>> START

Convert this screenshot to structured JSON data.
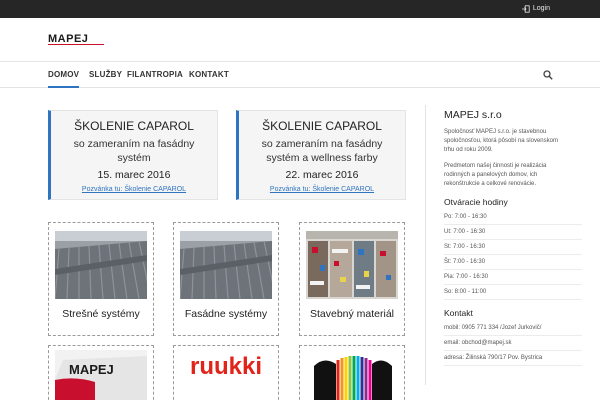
{
  "topbar": {
    "login_label": "Login"
  },
  "header": {
    "logo_text": "MAPEJ"
  },
  "nav": {
    "items": [
      "DOMOV",
      "SLUŽBY",
      "FILANTROPIA",
      "KONTAKT"
    ],
    "active": "DOMOV"
  },
  "promos": [
    {
      "title": "ŠKOLENIE CAPAROL",
      "subtitle": "so zameraním na fasádny systém",
      "date": "15. marec 2016",
      "link": "Pozvánka tu: Školenie CAPAROL"
    },
    {
      "title": "ŠKOLENIE CAPAROL",
      "subtitle": "so zameraním na fasádny systém a wellness farby",
      "date": "22. marec 2016",
      "link": "Pozvánka tu: Školenie CAPAROL"
    }
  ],
  "tiles": [
    {
      "caption": "Strešné systémy"
    },
    {
      "caption": "Fasádne systémy"
    },
    {
      "caption": "Stavebný materiál"
    }
  ],
  "bottom_tiles": [
    {
      "logo_text": "MAPEJ"
    },
    {
      "logo_text": "RUUKKI"
    },
    {
      "logo_text": ""
    }
  ],
  "sidebar": {
    "title": "MAPEJ s.r.o",
    "about_1": "Spoločnosť MAPEJ s.r.o. je stavebnou spoločnosťou, ktorá pôsobí na slovenskom trhu od roku 2009.",
    "about_2": "Predmetom našej činnosti je realizácia rodinných a panelových domov, ich rekonštrukcie a celkové renovácie.",
    "hours_title": "Otváracie hodiny",
    "hours": [
      "Po: 7:00 - 16:30",
      "Ut: 7:00 - 16:30",
      "St: 7:00 - 16:30",
      "Št: 7:00 - 16:30",
      "Pia: 7:00 - 16:30",
      "So: 8:00 - 11:00"
    ],
    "contact_title": "Kontakt",
    "contacts": [
      "mobil: 0905 771 334 /Jozef Jurkovič/",
      "email: obchod@mapej.sk",
      "adresa: Žilinská 790/17 Pov. Bystrica"
    ]
  },
  "colors": {
    "accent": "#2f74c0",
    "topbar": "#262626",
    "logo_red": "#c8102e",
    "ruukki_red": "#e2231a"
  }
}
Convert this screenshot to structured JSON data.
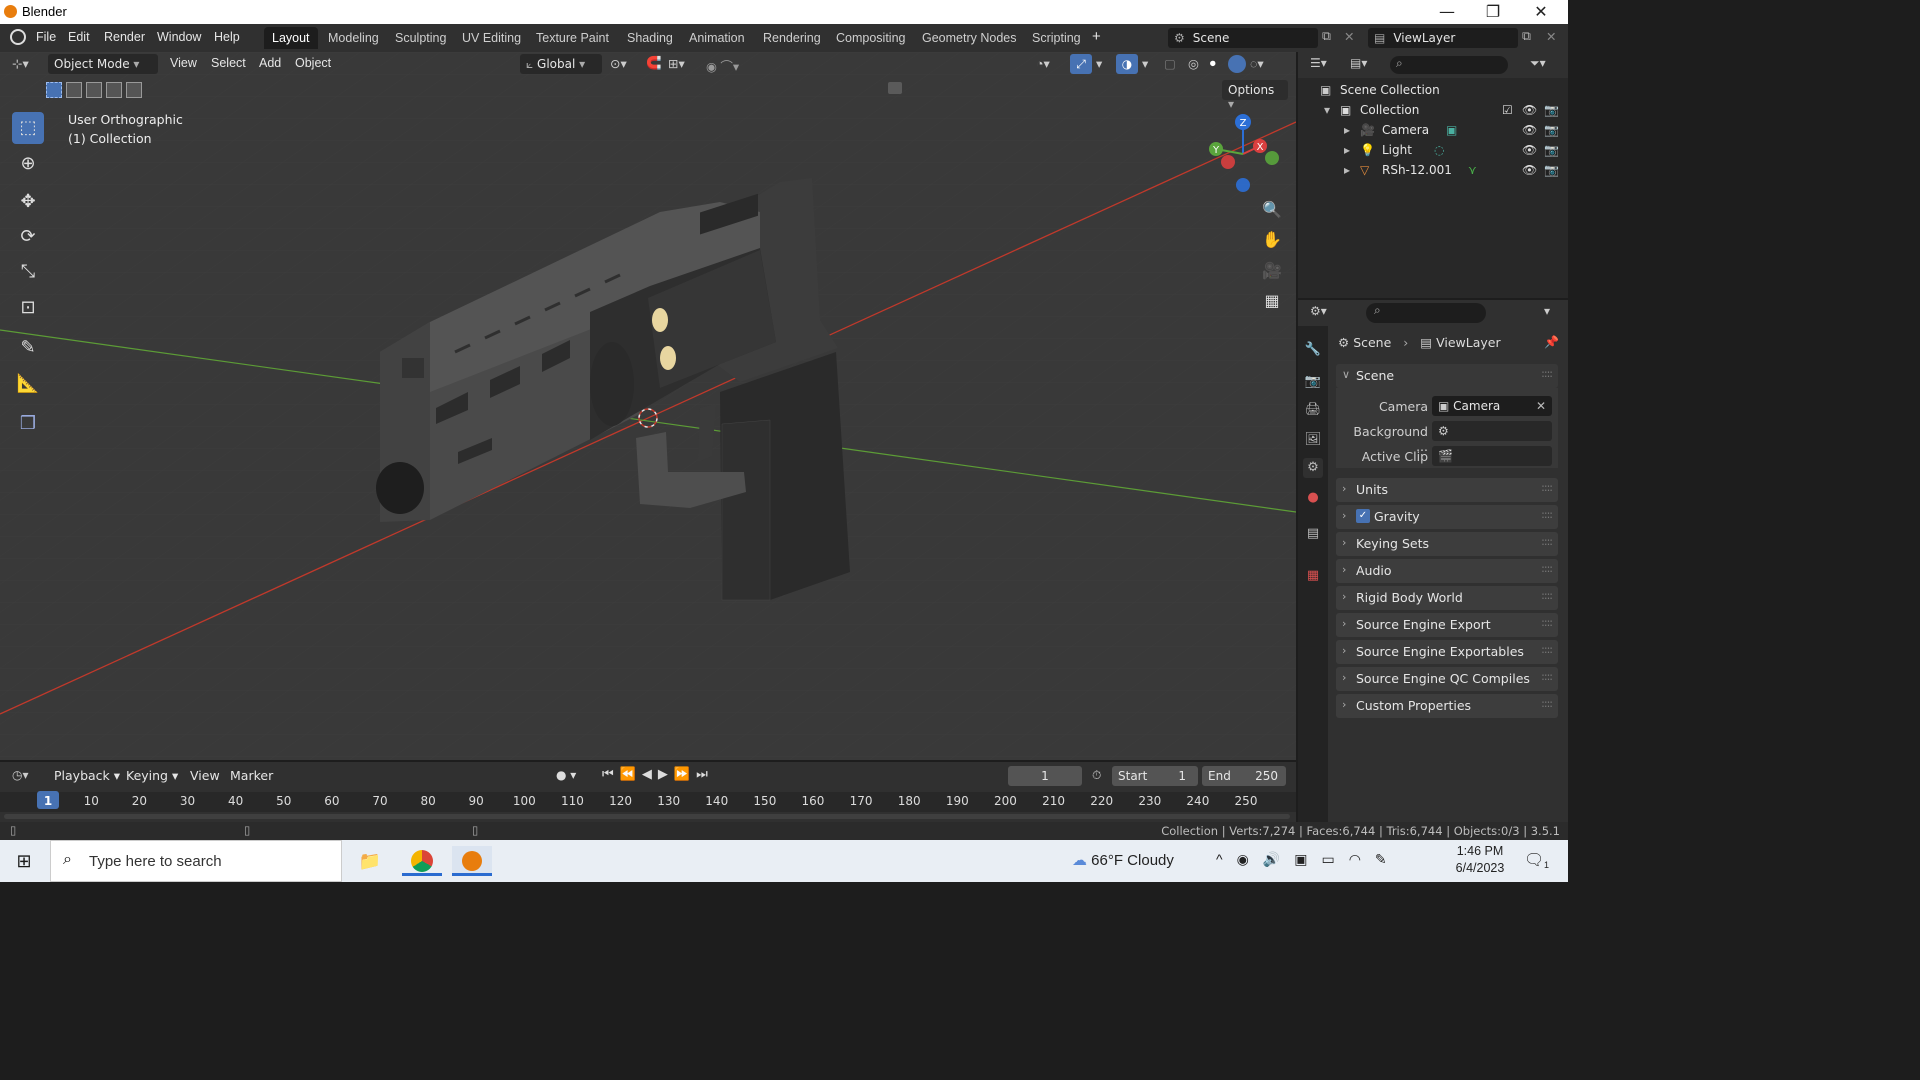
{
  "window": {
    "title": "Blender"
  },
  "menu": [
    "File",
    "Edit",
    "Render",
    "Window",
    "Help"
  ],
  "workspaces": [
    "Layout",
    "Modeling",
    "Sculpting",
    "UV Editing",
    "Texture Paint",
    "Shading",
    "Animation",
    "Rendering",
    "Compositing",
    "Geometry Nodes",
    "Scripting"
  ],
  "active_workspace": "Layout",
  "scene_name": "Scene",
  "view_layer": "ViewLayer",
  "viewport": {
    "mode": "Object Mode",
    "menus": [
      "View",
      "Select",
      "Add",
      "Object"
    ],
    "orientation": "Global",
    "options_label": "Options",
    "view_name": "User Orthographic",
    "collection_label": "(1) Collection",
    "axis_labels": {
      "x": "X",
      "y": "Y",
      "z": "Z"
    }
  },
  "outliner": {
    "root": "Scene Collection",
    "collection": "Collection",
    "items": [
      "Camera",
      "Light",
      "RSh-12.001"
    ]
  },
  "properties": {
    "breadcrumb_scene": "Scene",
    "breadcrumb_layer": "ViewLayer",
    "section": "Scene",
    "camera_label": "Camera",
    "camera_value": "Camera",
    "background_label": "Background ...",
    "active_clip_label": "Active Clip",
    "panels": [
      "Units",
      "Gravity",
      "Keying Sets",
      "Audio",
      "Rigid Body World",
      "Source Engine Export",
      "Source Engine Exportables",
      "Source Engine QC Compiles",
      "Custom Properties"
    ]
  },
  "timeline": {
    "menus": [
      "Playback",
      "Keying",
      "View",
      "Marker"
    ],
    "current_frame": "1",
    "start_label": "Start",
    "start": "1",
    "end_label": "End",
    "end": "250",
    "ticks": [
      "1",
      "10",
      "20",
      "30",
      "40",
      "50",
      "60",
      "70",
      "80",
      "90",
      "100",
      "110",
      "120",
      "130",
      "140",
      "150",
      "160",
      "170",
      "180",
      "190",
      "200",
      "210",
      "220",
      "230",
      "240",
      "250"
    ]
  },
  "status": {
    "text": "Collection | Verts:7,274 | Faces:6,744 | Tris:6,744 | Objects:0/3 | 3.5.1"
  },
  "taskbar": {
    "search_placeholder": "Type here to search",
    "weather": "66°F  Cloudy",
    "time": "1:46 PM",
    "date": "6/4/2023",
    "notifications": "1"
  }
}
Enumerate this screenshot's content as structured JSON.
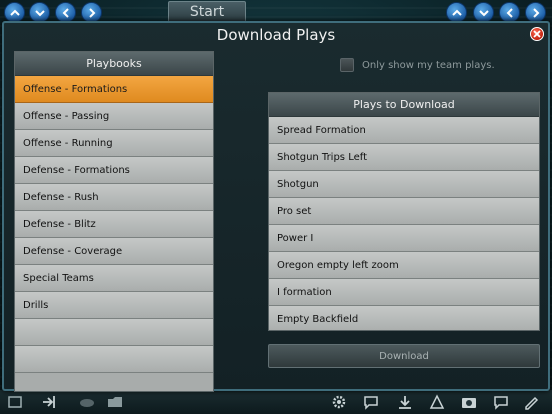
{
  "topbar": {
    "start_label": "Start",
    "left_buttons": [
      "up-icon",
      "down-icon",
      "left-icon",
      "right-icon"
    ],
    "right_buttons": [
      "up-icon",
      "down-icon",
      "left-icon",
      "right-icon"
    ]
  },
  "modal": {
    "title": "Download Plays",
    "close_icon": "close-icon"
  },
  "filter": {
    "only_my_team_label": "Only show my team plays.",
    "checked": false
  },
  "playbooks": {
    "header": "Playbooks",
    "items": [
      "Offense - Formations",
      "Offense - Passing",
      "Offense - Running",
      "Defense - Formations",
      "Defense - Rush",
      "Defense - Blitz",
      "Defense - Coverage",
      "Special Teams",
      "Drills",
      "",
      ""
    ],
    "selected_index": 0
  },
  "plays": {
    "header": "Plays to Download",
    "items": [
      "Spread Formation",
      "Shotgun Trips Left",
      "Shotgun",
      "Pro set",
      "Power I",
      "Oregon empty left zoom",
      "I formation",
      "Empty Backfield"
    ]
  },
  "download_label": "Download",
  "colors": {
    "selected_row": "#e8961f",
    "accent_blue": "#2f7cc9",
    "close_red": "#d8321a"
  }
}
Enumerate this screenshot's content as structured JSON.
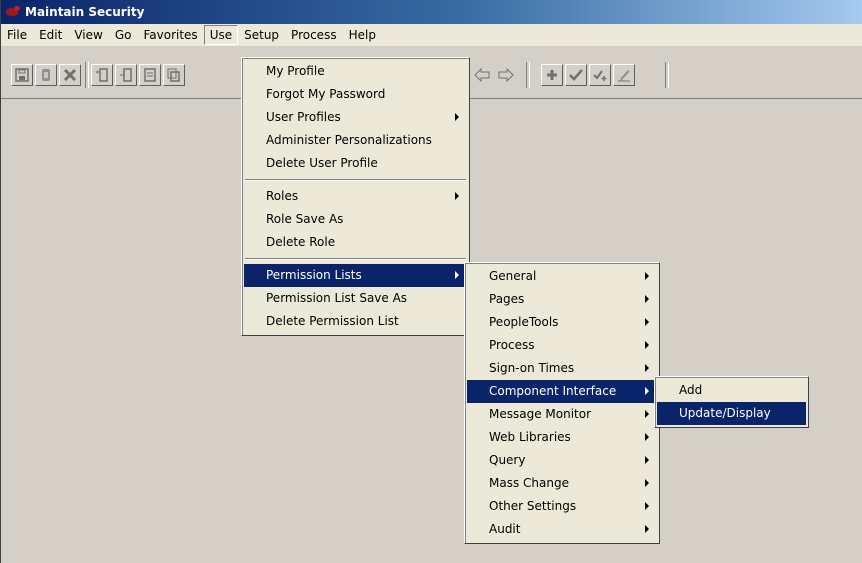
{
  "window": {
    "title": "Maintain Security"
  },
  "menubar": [
    "File",
    "Edit",
    "View",
    "Go",
    "Favorites",
    "Use",
    "Setup",
    "Process",
    "Help"
  ],
  "use_menu": {
    "group1": [
      {
        "label": "My Profile",
        "submenu": false
      },
      {
        "label": "Forgot My Password",
        "submenu": false
      },
      {
        "label": "User Profiles",
        "submenu": true
      },
      {
        "label": "Administer Personalizations",
        "submenu": false
      },
      {
        "label": "Delete User Profile",
        "submenu": false
      }
    ],
    "group2": [
      {
        "label": "Roles",
        "submenu": true
      },
      {
        "label": "Role Save As",
        "submenu": false
      },
      {
        "label": "Delete Role",
        "submenu": false
      }
    ],
    "group3": [
      {
        "label": "Permission Lists",
        "submenu": true,
        "highlighted": true
      },
      {
        "label": "Permission List Save As",
        "submenu": false
      },
      {
        "label": "Delete Permission List",
        "submenu": false
      }
    ]
  },
  "permission_lists_menu": [
    {
      "label": "General"
    },
    {
      "label": "Pages"
    },
    {
      "label": "PeopleTools"
    },
    {
      "label": "Process"
    },
    {
      "label": "Sign-on Times"
    },
    {
      "label": "Component Interface",
      "highlighted": true
    },
    {
      "label": "Message Monitor"
    },
    {
      "label": "Web Libraries"
    },
    {
      "label": "Query"
    },
    {
      "label": "Mass Change"
    },
    {
      "label": "Other Settings"
    },
    {
      "label": "Audit"
    }
  ],
  "component_interface_menu": [
    {
      "label": "Add"
    },
    {
      "label": "Update/Display",
      "highlighted": true
    }
  ],
  "toolbar_icons": [
    "save-icon",
    "phone-icon",
    "delete-icon",
    "insert-row-icon",
    "insert-row-icon",
    "list-icon",
    "copy-icon",
    "back-icon",
    "forward-icon",
    "add-icon",
    "check-icon",
    "check-plus-icon",
    "edit-icon"
  ]
}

>> END

What to do: Pictures are not part of the copy; reproduce everything else in the records exactly.

Written reply:
Convert this screenshot to structured JSON data.
{
  "topbar": {
    "login_label": "Login"
  },
  "header": {
    "logo_text": "MAPEJ"
  },
  "nav": {
    "items": [
      "DOMOV",
      "SLUŽBY",
      "FILANTROPIA",
      "KONTAKT"
    ],
    "active": "DOMOV"
  },
  "promos": [
    {
      "title": "ŠKOLENIE CAPAROL",
      "subtitle": "so zameraním na fasádny systém",
      "date": "15. marec 2016",
      "link": "Pozvánka tu: Školenie CAPAROL"
    },
    {
      "title": "ŠKOLENIE CAPAROL",
      "subtitle": "so zameraním na fasádny systém a wellness farby",
      "date": "22. marec 2016",
      "link": "Pozvánka tu: Školenie CAPAROL"
    }
  ],
  "tiles": [
    {
      "caption": "Strešné systémy"
    },
    {
      "caption": "Fasádne systémy"
    },
    {
      "caption": "Stavebný materiál"
    }
  ],
  "bottom_tiles": [
    {
      "logo_text": "MAPEJ"
    },
    {
      "logo_text": "RUUKKI"
    },
    {
      "logo_text": ""
    }
  ],
  "sidebar": {
    "title": "MAPEJ s.r.o",
    "about_1": "Spoločnosť MAPEJ s.r.o. je stavebnou spoločnosťou, ktorá pôsobí na slovenskom trhu od roku 2009.",
    "about_2": "Predmetom našej činnosti je realizácia rodinných a panelových domov, ich rekonštrukcie a celkové renovácie.",
    "hours_title": "Otváracie hodiny",
    "hours": [
      "Po: 7:00 - 16:30",
      "Ut: 7:00 - 16:30",
      "St: 7:00 - 16:30",
      "Št: 7:00 - 16:30",
      "Pia: 7:00 - 16:30",
      "So: 8:00 - 11:00"
    ],
    "contact_title": "Kontakt",
    "contacts": [
      "mobil: 0905 771 334 /Jozef Jurkovič/",
      "email: obchod@mapej.sk",
      "adresa: Žilinská 790/17 Pov. Bystrica"
    ]
  },
  "colors": {
    "accent": "#2f74c0",
    "topbar": "#262626",
    "logo_red": "#c8102e",
    "ruukki_red": "#e2231a"
  }
}
Convert this screenshot to structured JSON data.
{
  "window": {
    "title": "Blender"
  },
  "menu": [
    "File",
    "Edit",
    "Render",
    "Window",
    "Help"
  ],
  "workspaces": [
    "Layout",
    "Modeling",
    "Sculpting",
    "UV Editing",
    "Texture Paint",
    "Shading",
    "Animation",
    "Rendering",
    "Compositing",
    "Geometry Nodes",
    "Scripting"
  ],
  "active_workspace": "Layout",
  "scene_name": "Scene",
  "view_layer": "ViewLayer",
  "viewport": {
    "mode": "Object Mode",
    "menus": [
      "View",
      "Select",
      "Add",
      "Object"
    ],
    "orientation": "Global",
    "options_label": "Options",
    "view_name": "User Orthographic",
    "collection_label": "(1) Collection",
    "axis_labels": {
      "x": "X",
      "y": "Y",
      "z": "Z"
    }
  },
  "outliner": {
    "root": "Scene Collection",
    "collection": "Collection",
    "items": [
      "Camera",
      "Light",
      "RSh-12.001"
    ]
  },
  "properties": {
    "breadcrumb_scene": "Scene",
    "breadcrumb_layer": "ViewLayer",
    "section": "Scene",
    "camera_label": "Camera",
    "camera_value": "Camera",
    "background_label": "Background ...",
    "active_clip_label": "Active Clip",
    "panels": [
      "Units",
      "Gravity",
      "Keying Sets",
      "Audio",
      "Rigid Body World",
      "Source Engine Export",
      "Source Engine Exportables",
      "Source Engine QC Compiles",
      "Custom Properties"
    ]
  },
  "timeline": {
    "menus": [
      "Playback",
      "Keying",
      "View",
      "Marker"
    ],
    "current_frame": "1",
    "start_label": "Start",
    "start": "1",
    "end_label": "End",
    "end": "250",
    "ticks": [
      "1",
      "10",
      "20",
      "30",
      "40",
      "50",
      "60",
      "70",
      "80",
      "90",
      "100",
      "110",
      "120",
      "130",
      "140",
      "150",
      "160",
      "170",
      "180",
      "190",
      "200",
      "210",
      "220",
      "230",
      "240",
      "250"
    ]
  },
  "status": {
    "text": "Collection | Verts:7,274 | Faces:6,744 | Tris:6,744 | Objects:0/3 | 3.5.1"
  },
  "taskbar": {
    "search_placeholder": "Type here to search",
    "weather": "66°F  Cloudy",
    "time": "1:46 PM",
    "date": "6/4/2023",
    "notifications": "1"
  }
}
Enumerate this screenshot's content as structured JSON.
{
  "topbar": {
    "start_label": "Start",
    "left_buttons": [
      "up-icon",
      "down-icon",
      "left-icon",
      "right-icon"
    ],
    "right_buttons": [
      "up-icon",
      "down-icon",
      "left-icon",
      "right-icon"
    ]
  },
  "modal": {
    "title": "Download Plays",
    "close_icon": "close-icon"
  },
  "filter": {
    "only_my_team_label": "Only show my team plays.",
    "checked": false
  },
  "playbooks": {
    "header": "Playbooks",
    "items": [
      "Offense - Formations",
      "Offense - Passing",
      "Offense - Running",
      "Defense - Formations",
      "Defense - Rush",
      "Defense - Blitz",
      "Defense - Coverage",
      "Special Teams",
      "Drills",
      "",
      ""
    ],
    "selected_index": 0
  },
  "plays": {
    "header": "Plays to Download",
    "items": [
      "Spread Formation",
      "Shotgun Trips Left",
      "Shotgun",
      "Pro set",
      "Power I",
      "Oregon empty left zoom",
      "I formation",
      "Empty Backfield"
    ]
  },
  "download_label": "Download",
  "colors": {
    "selected_row": "#e8961f",
    "accent_blue": "#2f7cc9",
    "close_red": "#d8321a"
  }
}
Enumerate this screenshot's content as structured JSON.
{
  "window": {
    "title": "Maintain Security"
  },
  "menubar": [
    "File",
    "Edit",
    "View",
    "Go",
    "Favorites",
    "Use",
    "Setup",
    "Process",
    "Help"
  ],
  "use_menu": {
    "group1": [
      {
        "label": "My Profile",
        "submenu": false
      },
      {
        "label": "Forgot My Password",
        "submenu": false
      },
      {
        "label": "User Profiles",
        "submenu": true
      },
      {
        "label": "Administer Personalizations",
        "submenu": false
      },
      {
        "label": "Delete User Profile",
        "submenu": false
      }
    ],
    "group2": [
      {
        "label": "Roles",
        "submenu": true
      },
      {
        "label": "Role Save As",
        "submenu": false
      },
      {
        "label": "Delete Role",
        "submenu": false
      }
    ],
    "group3": [
      {
        "label": "Permission Lists",
        "submenu": true,
        "highlighted": true
      },
      {
        "label": "Permission List Save As",
        "submenu": false
      },
      {
        "label": "Delete Permission List",
        "submenu": false
      }
    ]
  },
  "permission_lists_menu": [
    {
      "label": "General"
    },
    {
      "label": "Pages"
    },
    {
      "label": "PeopleTools"
    },
    {
      "label": "Process"
    },
    {
      "label": "Sign-on Times"
    },
    {
      "label": "Component Interface",
      "highlighted": true
    },
    {
      "label": "Message Monitor"
    },
    {
      "label": "Web Libraries"
    },
    {
      "label": "Query"
    },
    {
      "label": "Mass Change"
    },
    {
      "label": "Other Settings"
    },
    {
      "label": "Audit"
    }
  ],
  "component_interface_menu": [
    {
      "label": "Add"
    },
    {
      "label": "Update/Display",
      "highlighted": true
    }
  ],
  "toolbar_icons": [
    "save-icon",
    "phone-icon",
    "delete-icon",
    "insert-row-icon",
    "insert-row-icon",
    "list-icon",
    "copy-icon",
    "back-icon",
    "forward-icon",
    "add-icon",
    "check-icon",
    "check-plus-icon",
    "edit-icon"
  ]
}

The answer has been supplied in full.